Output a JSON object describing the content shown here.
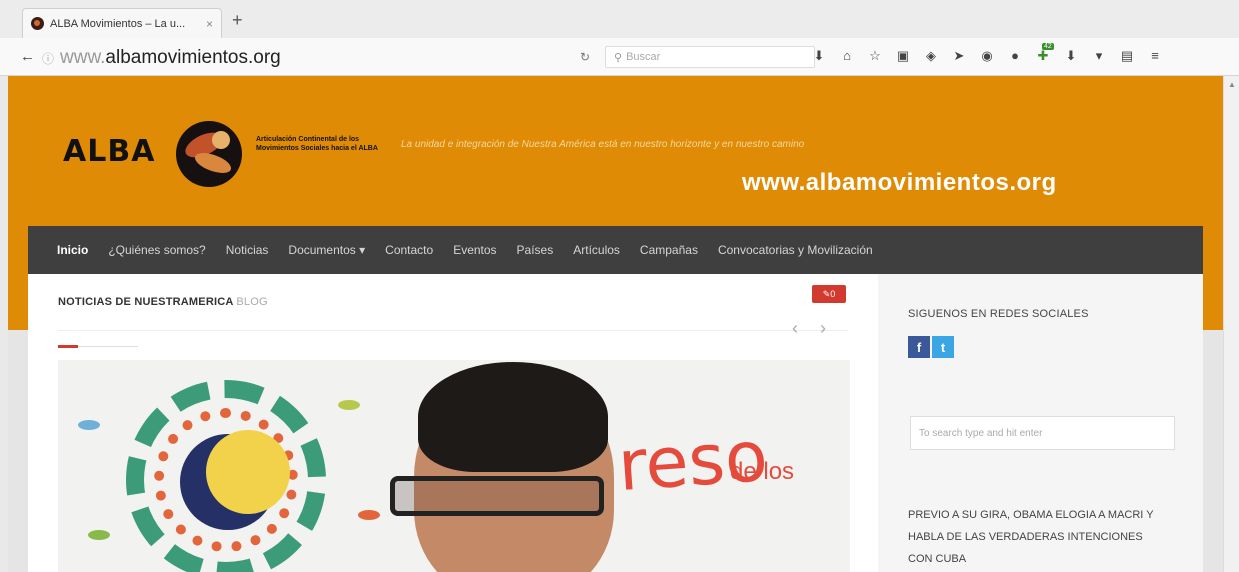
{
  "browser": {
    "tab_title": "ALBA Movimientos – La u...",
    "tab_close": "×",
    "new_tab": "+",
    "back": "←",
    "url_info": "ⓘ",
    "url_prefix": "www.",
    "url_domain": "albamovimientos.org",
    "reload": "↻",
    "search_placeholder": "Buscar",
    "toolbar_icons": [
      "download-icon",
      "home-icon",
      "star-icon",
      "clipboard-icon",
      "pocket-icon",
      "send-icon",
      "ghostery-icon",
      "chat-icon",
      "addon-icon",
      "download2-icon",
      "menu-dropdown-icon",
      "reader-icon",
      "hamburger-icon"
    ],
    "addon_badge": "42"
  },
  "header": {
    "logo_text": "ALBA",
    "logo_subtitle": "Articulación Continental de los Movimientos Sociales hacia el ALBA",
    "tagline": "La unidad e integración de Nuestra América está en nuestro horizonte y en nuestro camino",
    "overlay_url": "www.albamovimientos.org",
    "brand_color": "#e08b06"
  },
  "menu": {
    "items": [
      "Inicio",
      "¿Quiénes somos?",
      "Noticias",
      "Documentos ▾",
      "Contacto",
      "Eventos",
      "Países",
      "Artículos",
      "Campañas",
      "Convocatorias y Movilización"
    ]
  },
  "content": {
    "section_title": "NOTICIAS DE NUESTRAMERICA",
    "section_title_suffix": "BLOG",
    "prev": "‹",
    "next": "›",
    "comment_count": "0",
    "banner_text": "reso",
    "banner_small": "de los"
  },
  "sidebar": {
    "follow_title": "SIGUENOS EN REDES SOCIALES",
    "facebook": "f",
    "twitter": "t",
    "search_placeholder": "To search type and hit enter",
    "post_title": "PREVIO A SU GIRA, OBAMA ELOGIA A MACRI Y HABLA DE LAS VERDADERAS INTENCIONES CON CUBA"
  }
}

--

(Challenge): Which lines include "content"? Copy each of them out.

(Solution to this exercise):
Output a JSON object describing the content shown here.
  "content": {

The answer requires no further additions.